Data provided:

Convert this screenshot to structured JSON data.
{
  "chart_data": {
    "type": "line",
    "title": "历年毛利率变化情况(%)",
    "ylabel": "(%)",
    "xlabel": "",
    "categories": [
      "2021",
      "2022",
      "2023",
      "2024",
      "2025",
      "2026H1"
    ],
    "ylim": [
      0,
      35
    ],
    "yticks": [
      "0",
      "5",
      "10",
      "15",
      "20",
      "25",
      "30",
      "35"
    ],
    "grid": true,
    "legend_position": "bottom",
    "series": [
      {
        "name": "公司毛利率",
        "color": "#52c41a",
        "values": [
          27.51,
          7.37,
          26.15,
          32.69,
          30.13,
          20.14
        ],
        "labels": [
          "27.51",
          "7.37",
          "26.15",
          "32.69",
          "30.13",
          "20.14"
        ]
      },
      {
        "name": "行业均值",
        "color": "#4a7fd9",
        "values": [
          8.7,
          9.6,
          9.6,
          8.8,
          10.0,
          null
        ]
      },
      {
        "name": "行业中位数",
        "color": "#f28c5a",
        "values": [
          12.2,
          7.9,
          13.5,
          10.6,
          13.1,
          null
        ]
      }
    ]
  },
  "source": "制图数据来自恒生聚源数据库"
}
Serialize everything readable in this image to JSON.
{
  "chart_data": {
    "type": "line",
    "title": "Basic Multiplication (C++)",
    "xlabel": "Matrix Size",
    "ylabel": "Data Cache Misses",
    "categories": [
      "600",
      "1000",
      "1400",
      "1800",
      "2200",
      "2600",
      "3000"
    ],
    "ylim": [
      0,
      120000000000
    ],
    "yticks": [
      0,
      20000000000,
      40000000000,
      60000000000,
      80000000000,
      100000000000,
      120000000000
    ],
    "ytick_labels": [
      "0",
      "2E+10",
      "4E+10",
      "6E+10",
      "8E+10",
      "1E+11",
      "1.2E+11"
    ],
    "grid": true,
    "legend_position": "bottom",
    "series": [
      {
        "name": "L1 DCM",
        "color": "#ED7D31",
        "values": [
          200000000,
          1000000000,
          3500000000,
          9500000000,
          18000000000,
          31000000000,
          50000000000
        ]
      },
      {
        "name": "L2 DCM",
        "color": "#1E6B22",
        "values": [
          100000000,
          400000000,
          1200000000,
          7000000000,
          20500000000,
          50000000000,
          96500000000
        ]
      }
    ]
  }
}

Task: Output all preceding records character for character.

Task result:
Convert this screenshot to structured JSON data.
{
  "chart_data": {
    "type": "line",
    "title": "历年毛利率变化情况(%)",
    "ylabel": "(%)",
    "xlabel": "",
    "categories": [
      "2021",
      "2022",
      "2023",
      "2024",
      "2025",
      "2026H1"
    ],
    "ylim": [
      0,
      35
    ],
    "yticks": [
      "0",
      "5",
      "10",
      "15",
      "20",
      "25",
      "30",
      "35"
    ],
    "grid": true,
    "legend_position": "bottom",
    "series": [
      {
        "name": "公司毛利率",
        "color": "#52c41a",
        "values": [
          27.51,
          7.37,
          26.15,
          32.69,
          30.13,
          20.14
        ],
        "labels": [
          "27.51",
          "7.37",
          "26.15",
          "32.69",
          "30.13",
          "20.14"
        ]
      },
      {
        "name": "行业均值",
        "color": "#4a7fd9",
        "values": [
          8.7,
          9.6,
          9.6,
          8.8,
          10.0,
          null
        ]
      },
      {
        "name": "行业中位数",
        "color": "#f28c5a",
        "values": [
          12.2,
          7.9,
          13.5,
          10.6,
          13.1,
          null
        ]
      }
    ]
  },
  "source": "制图数据来自恒生聚源数据库"
}
Serialize everything readable in this image to JSON.
{
  "chart_data": {
    "type": "line",
    "title": "Basic Multiplication (C++)",
    "xlabel": "Matrix Size",
    "ylabel": "Data Cache Misses",
    "categories": [
      "600",
      "1000",
      "1400",
      "1800",
      "2200",
      "2600",
      "3000"
    ],
    "ylim": [
      0,
      120000000000
    ],
    "yticks": [
      0,
      20000000000,
      40000000000,
      60000000000,
      80000000000,
      100000000000,
      120000000000
    ],
    "ytick_labels": [
      "0",
      "2E+10",
      "4E+10",
      "6E+10",
      "8E+10",
      "1E+11",
      "1.2E+11"
    ],
    "grid": true,
    "legend_position": "bottom",
    "series": [
      {
        "name": "L1 DCM",
        "color": "#ED7D31",
        "values": [
          200000000,
          1000000000,
          3500000000,
          9500000000,
          18000000000,
          31000000000,
          50000000000
        ]
      },
      {
        "name": "L2 DCM",
        "color": "#1E6B22",
        "values": [
          100000000,
          400000000,
          1200000000,
          7000000000,
          20500000000,
          50000000000,
          96500000000
        ]
      }
    ]
  }
}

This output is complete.